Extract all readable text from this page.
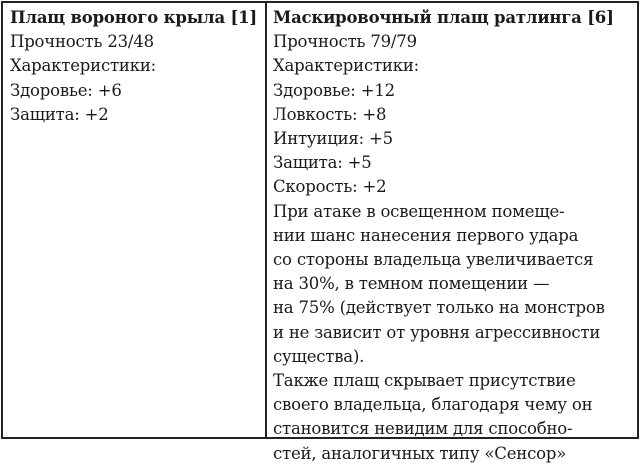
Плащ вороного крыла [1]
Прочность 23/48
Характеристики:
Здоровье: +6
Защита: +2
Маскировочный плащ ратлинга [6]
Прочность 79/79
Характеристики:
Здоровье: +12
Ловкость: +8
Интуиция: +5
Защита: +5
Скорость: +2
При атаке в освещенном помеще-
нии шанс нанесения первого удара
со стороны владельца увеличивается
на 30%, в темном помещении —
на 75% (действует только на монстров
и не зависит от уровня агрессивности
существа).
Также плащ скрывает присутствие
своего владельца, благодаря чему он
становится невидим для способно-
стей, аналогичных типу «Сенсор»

....................

Set down the material above as is, without any pictures.

OUTPUT FOR THIS EXERCISE:
Extract all readable text from this page.
Плащ вороного крыла [1]
Прочность 23/48
Характеристики:
Здоровье: +6
Защита: +2
Маскировочный плащ ратлинга [6]
Прочность 79/79
Характеристики:
Здоровье: +12
Ловкость: +8
Интуиция: +5
Защита: +5
Скорость: +2
При атаке в освещенном помеще-
нии шанс нанесения первого удара
со стороны владельца увеличивается
на 30%, в темном помещении —
на 75% (действует только на монстров
и не зависит от уровня агрессивности
существа).
Также плащ скрывает присутствие
своего владельца, благодаря чему он
становится невидим для способно-
стей, аналогичных типу «Сенсор»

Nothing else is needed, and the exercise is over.